THE PROBLEM -> Collect the lines of the entries where "offset" shows up.
◆ ◆ ◆ ◆ ◆
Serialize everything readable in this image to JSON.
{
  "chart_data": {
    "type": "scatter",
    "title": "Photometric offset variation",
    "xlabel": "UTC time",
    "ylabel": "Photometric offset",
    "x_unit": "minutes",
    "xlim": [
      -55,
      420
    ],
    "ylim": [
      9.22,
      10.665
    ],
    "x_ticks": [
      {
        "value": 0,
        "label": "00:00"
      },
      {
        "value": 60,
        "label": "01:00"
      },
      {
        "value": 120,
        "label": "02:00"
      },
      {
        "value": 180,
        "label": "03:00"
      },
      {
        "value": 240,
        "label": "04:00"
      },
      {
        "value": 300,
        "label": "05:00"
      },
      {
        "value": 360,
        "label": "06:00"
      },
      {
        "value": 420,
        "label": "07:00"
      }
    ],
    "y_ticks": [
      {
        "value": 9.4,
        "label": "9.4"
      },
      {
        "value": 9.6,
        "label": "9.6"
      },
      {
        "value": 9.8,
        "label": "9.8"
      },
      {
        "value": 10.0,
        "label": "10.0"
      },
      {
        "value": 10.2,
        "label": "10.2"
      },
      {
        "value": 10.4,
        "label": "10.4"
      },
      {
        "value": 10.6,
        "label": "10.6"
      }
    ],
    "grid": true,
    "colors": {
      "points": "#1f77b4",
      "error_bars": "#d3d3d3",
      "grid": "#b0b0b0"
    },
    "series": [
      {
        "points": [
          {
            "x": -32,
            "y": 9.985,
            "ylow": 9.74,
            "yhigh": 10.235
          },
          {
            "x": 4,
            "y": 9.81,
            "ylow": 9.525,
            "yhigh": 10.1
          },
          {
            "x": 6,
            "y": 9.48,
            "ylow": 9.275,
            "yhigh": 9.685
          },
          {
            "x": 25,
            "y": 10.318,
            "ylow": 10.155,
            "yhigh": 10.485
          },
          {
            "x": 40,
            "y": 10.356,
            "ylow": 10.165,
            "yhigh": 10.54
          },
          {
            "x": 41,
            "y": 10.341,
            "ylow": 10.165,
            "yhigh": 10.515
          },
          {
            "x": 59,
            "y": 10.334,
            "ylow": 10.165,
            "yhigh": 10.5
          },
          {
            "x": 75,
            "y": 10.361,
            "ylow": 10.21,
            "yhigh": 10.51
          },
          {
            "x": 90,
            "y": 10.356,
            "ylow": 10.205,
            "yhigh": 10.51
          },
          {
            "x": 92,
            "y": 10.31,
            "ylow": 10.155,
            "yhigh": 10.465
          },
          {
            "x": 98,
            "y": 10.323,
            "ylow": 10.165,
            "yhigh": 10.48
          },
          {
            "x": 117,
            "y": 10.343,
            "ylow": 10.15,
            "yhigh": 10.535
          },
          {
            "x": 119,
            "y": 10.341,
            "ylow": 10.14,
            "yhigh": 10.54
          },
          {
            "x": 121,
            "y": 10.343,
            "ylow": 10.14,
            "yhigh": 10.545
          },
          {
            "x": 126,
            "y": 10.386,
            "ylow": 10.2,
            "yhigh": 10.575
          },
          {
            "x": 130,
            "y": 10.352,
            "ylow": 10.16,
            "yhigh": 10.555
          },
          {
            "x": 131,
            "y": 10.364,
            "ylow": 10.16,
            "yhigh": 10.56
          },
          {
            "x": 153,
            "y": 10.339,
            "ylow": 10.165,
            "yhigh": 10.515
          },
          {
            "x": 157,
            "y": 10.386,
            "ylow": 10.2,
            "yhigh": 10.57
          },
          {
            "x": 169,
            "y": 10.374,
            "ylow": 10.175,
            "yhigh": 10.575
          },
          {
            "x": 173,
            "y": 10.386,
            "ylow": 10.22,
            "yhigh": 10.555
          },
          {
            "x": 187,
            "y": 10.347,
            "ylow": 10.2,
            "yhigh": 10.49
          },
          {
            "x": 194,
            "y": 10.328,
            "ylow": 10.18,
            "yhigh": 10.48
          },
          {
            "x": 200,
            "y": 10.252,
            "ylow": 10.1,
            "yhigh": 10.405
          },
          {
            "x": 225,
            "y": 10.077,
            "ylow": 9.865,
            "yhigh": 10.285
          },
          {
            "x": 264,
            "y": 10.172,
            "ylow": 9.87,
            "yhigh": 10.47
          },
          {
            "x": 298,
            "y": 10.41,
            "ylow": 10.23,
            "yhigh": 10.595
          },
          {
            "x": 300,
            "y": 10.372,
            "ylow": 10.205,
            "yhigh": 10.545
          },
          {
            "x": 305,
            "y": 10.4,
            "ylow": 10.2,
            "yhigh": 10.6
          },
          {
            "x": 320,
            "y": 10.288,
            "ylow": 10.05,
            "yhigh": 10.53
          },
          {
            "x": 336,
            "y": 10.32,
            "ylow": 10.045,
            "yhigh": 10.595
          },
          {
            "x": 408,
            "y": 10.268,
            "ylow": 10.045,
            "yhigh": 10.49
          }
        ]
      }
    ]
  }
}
◆ ◆ ◆ ◆ ◆
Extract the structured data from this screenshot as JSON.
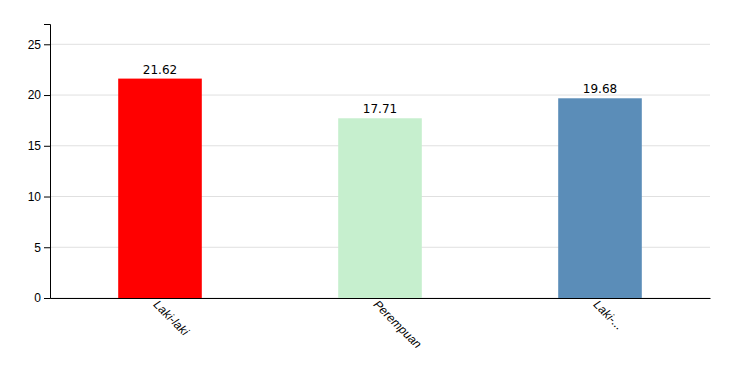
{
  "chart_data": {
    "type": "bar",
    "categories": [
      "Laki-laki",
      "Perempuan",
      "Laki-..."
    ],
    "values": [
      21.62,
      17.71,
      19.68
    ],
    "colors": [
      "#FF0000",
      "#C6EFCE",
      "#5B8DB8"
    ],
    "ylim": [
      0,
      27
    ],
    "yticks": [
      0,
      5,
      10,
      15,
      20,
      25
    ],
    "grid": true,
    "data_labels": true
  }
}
◆ ◆ ◆ ◆ ◆
COMPLETED TASK ->
    "title": "Photometric offset variation",
    "ylabel": "Photometric offset",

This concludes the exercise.